=== Entries supplied ===

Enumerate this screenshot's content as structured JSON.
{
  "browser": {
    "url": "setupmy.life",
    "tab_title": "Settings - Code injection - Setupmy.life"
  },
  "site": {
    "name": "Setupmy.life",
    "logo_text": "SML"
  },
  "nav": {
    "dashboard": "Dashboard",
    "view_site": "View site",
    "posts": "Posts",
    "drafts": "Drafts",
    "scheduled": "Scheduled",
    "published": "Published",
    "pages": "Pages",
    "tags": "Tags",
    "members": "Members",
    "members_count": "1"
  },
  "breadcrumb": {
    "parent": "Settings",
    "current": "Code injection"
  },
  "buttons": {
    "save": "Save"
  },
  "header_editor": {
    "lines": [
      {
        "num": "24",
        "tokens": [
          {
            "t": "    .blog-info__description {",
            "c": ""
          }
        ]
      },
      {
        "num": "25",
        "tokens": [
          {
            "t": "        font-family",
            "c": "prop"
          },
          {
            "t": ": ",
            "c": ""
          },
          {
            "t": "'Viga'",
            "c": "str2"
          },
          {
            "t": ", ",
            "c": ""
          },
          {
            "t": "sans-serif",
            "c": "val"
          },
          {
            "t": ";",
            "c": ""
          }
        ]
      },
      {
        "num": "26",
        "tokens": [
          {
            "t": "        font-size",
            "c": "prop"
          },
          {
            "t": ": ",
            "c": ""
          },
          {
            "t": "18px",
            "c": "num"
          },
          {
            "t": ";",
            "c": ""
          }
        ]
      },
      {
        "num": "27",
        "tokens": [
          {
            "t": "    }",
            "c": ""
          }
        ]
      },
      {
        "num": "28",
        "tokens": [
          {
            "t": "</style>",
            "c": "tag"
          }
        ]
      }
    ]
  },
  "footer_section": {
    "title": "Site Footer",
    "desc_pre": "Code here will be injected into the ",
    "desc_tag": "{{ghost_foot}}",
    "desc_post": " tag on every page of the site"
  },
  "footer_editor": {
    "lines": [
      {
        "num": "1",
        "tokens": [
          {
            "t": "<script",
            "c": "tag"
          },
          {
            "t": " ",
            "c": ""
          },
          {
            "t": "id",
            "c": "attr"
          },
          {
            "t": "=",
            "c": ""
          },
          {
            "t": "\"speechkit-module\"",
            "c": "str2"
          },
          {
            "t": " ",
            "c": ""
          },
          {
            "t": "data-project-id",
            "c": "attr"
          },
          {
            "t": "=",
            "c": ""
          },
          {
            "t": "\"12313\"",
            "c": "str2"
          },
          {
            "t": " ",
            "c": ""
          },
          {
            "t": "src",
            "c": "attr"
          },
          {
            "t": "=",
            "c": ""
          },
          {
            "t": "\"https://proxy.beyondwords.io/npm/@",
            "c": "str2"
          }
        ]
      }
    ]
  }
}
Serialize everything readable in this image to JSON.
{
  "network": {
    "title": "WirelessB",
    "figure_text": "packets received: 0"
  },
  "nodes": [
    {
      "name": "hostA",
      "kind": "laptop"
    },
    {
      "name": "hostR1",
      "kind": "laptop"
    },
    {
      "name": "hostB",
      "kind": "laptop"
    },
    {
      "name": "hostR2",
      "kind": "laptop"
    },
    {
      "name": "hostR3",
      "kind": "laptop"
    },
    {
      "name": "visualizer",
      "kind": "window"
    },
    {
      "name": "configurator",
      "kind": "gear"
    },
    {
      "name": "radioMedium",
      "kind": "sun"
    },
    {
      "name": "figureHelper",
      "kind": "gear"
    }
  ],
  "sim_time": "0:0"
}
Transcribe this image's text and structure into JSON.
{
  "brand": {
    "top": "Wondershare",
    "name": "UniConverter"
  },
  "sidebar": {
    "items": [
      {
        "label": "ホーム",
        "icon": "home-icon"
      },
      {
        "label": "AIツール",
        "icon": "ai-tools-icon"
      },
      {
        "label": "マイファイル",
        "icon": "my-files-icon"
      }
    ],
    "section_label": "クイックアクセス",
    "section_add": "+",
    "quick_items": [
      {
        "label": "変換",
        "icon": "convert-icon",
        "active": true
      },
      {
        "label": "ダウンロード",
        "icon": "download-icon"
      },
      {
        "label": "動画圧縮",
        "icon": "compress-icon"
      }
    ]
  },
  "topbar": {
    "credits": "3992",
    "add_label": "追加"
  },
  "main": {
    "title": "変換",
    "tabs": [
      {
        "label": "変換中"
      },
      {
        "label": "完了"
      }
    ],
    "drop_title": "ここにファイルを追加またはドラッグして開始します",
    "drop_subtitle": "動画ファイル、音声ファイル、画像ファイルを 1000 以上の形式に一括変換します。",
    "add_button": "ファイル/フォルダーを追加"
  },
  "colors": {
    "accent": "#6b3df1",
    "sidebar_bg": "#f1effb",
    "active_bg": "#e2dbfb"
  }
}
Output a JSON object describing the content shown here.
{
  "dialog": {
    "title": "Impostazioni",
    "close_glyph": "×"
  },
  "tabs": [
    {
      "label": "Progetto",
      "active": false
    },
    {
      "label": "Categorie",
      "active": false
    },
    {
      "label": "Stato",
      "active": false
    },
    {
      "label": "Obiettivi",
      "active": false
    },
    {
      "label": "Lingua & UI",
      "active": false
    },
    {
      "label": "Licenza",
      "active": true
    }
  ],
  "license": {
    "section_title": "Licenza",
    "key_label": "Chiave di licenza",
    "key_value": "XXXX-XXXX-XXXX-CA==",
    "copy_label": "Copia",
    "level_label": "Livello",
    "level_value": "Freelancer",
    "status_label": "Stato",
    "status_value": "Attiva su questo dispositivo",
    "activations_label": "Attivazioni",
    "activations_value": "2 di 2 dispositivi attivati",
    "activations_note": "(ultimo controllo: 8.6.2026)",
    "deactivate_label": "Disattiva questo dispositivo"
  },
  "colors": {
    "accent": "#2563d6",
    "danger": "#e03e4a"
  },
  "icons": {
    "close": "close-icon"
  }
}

===

Work to be completed ▸ The listing above should be transcribed in full, exactly as written.

Final answer ▸
Enumerate this screenshot's content as structured JSON.
{
  "browser": {
    "url": "setupmy.life",
    "tab_title": "Settings - Code injection - Setupmy.life"
  },
  "site": {
    "name": "Setupmy.life",
    "logo_text": "SML"
  },
  "nav": {
    "dashboard": "Dashboard",
    "view_site": "View site",
    "posts": "Posts",
    "drafts": "Drafts",
    "scheduled": "Scheduled",
    "published": "Published",
    "pages": "Pages",
    "tags": "Tags",
    "members": "Members",
    "members_count": "1"
  },
  "breadcrumb": {
    "parent": "Settings",
    "current": "Code injection"
  },
  "buttons": {
    "save": "Save"
  },
  "header_editor": {
    "lines": [
      {
        "num": "24",
        "tokens": [
          {
            "t": "    .blog-info__description {",
            "c": ""
          }
        ]
      },
      {
        "num": "25",
        "tokens": [
          {
            "t": "        font-family",
            "c": "prop"
          },
          {
            "t": ": ",
            "c": ""
          },
          {
            "t": "'Viga'",
            "c": "str2"
          },
          {
            "t": ", ",
            "c": ""
          },
          {
            "t": "sans-serif",
            "c": "val"
          },
          {
            "t": ";",
            "c": ""
          }
        ]
      },
      {
        "num": "26",
        "tokens": [
          {
            "t": "        font-size",
            "c": "prop"
          },
          {
            "t": ": ",
            "c": ""
          },
          {
            "t": "18px",
            "c": "num"
          },
          {
            "t": ";",
            "c": ""
          }
        ]
      },
      {
        "num": "27",
        "tokens": [
          {
            "t": "    }",
            "c": ""
          }
        ]
      },
      {
        "num": "28",
        "tokens": [
          {
            "t": "</style>",
            "c": "tag"
          }
        ]
      }
    ]
  },
  "footer_section": {
    "title": "Site Footer",
    "desc_pre": "Code here will be injected into the ",
    "desc_tag": "{{ghost_foot}}",
    "desc_post": " tag on every page of the site"
  },
  "footer_editor": {
    "lines": [
      {
        "num": "1",
        "tokens": [
          {
            "t": "<script",
            "c": "tag"
          },
          {
            "t": " ",
            "c": ""
          },
          {
            "t": "id",
            "c": "attr"
          },
          {
            "t": "=",
            "c": ""
          },
          {
            "t": "\"speechkit-module\"",
            "c": "str2"
          },
          {
            "t": " ",
            "c": ""
          },
          {
            "t": "data-project-id",
            "c": "attr"
          },
          {
            "t": "=",
            "c": ""
          },
          {
            "t": "\"12313\"",
            "c": "str2"
          },
          {
            "t": " ",
            "c": ""
          },
          {
            "t": "src",
            "c": "attr"
          },
          {
            "t": "=",
            "c": ""
          },
          {
            "t": "\"https://proxy.beyondwords.io/npm/@",
            "c": "str2"
          }
        ]
      }
    ]
  }
}
Serialize everything readable in this image to JSON.
{
  "network": {
    "title": "WirelessB",
    "figure_text": "packets received: 0"
  },
  "nodes": [
    {
      "name": "hostA",
      "kind": "laptop"
    },
    {
      "name": "hostR1",
      "kind": "laptop"
    },
    {
      "name": "hostB",
      "kind": "laptop"
    },
    {
      "name": "hostR2",
      "kind": "laptop"
    },
    {
      "name": "hostR3",
      "kind": "laptop"
    },
    {
      "name": "visualizer",
      "kind": "window"
    },
    {
      "name": "configurator",
      "kind": "gear"
    },
    {
      "name": "radioMedium",
      "kind": "sun"
    },
    {
      "name": "figureHelper",
      "kind": "gear"
    }
  ],
  "sim_time": "0:0"
}
Transcribe this image's text and structure into JSON.
{
  "brand": {
    "top": "Wondershare",
    "name": "UniConverter"
  },
  "sidebar": {
    "items": [
      {
        "label": "ホーム",
        "icon": "home-icon"
      },
      {
        "label": "AIツール",
        "icon": "ai-tools-icon"
      },
      {
        "label": "マイファイル",
        "icon": "my-files-icon"
      }
    ],
    "section_label": "クイックアクセス",
    "section_add": "+",
    "quick_items": [
      {
        "label": "変換",
        "icon": "convert-icon",
        "active": true
      },
      {
        "label": "ダウンロード",
        "icon": "download-icon"
      },
      {
        "label": "動画圧縮",
        "icon": "compress-icon"
      }
    ]
  },
  "topbar": {
    "credits": "3992",
    "add_label": "追加"
  },
  "main": {
    "title": "変換",
    "tabs": [
      {
        "label": "変換中"
      },
      {
        "label": "完了"
      }
    ],
    "drop_title": "ここにファイルを追加またはドラッグして開始します",
    "drop_subtitle": "動画ファイル、音声ファイル、画像ファイルを 1000 以上の形式に一括変換します。",
    "add_button": "ファイル/フォルダーを追加"
  },
  "colors": {
    "accent": "#6b3df1",
    "sidebar_bg": "#f1effb",
    "active_bg": "#e2dbfb"
  }
}
Output a JSON object describing the content shown here.
{
  "dialog": {
    "title": "Impostazioni",
    "close_glyph": "×"
  },
  "tabs": [
    {
      "label": "Progetto",
      "active": false
    },
    {
      "label": "Categorie",
      "active": false
    },
    {
      "label": "Stato",
      "active": false
    },
    {
      "label": "Obiettivi",
      "active": false
    },
    {
      "label": "Lingua & UI",
      "active": false
    },
    {
      "label": "Licenza",
      "active": true
    }
  ],
  "license": {
    "section_title": "Licenza",
    "key_label": "Chiave di licenza",
    "key_value": "XXXX-XXXX-XXXX-CA==",
    "copy_label": "Copia",
    "level_label": "Livello",
    "level_value": "Freelancer",
    "status_label": "Stato",
    "status_value": "Attiva su questo dispositivo",
    "activations_label": "Attivazioni",
    "activations_value": "2 di 2 dispositivi attivati",
    "activations_note": "(ultimo controllo: 8.6.2026)",
    "deactivate_label": "Disattiva questo dispositivo"
  },
  "colors": {
    "accent": "#2563d6",
    "danger": "#e03e4a"
  },
  "icons": {
    "close": "close-icon"
  }
}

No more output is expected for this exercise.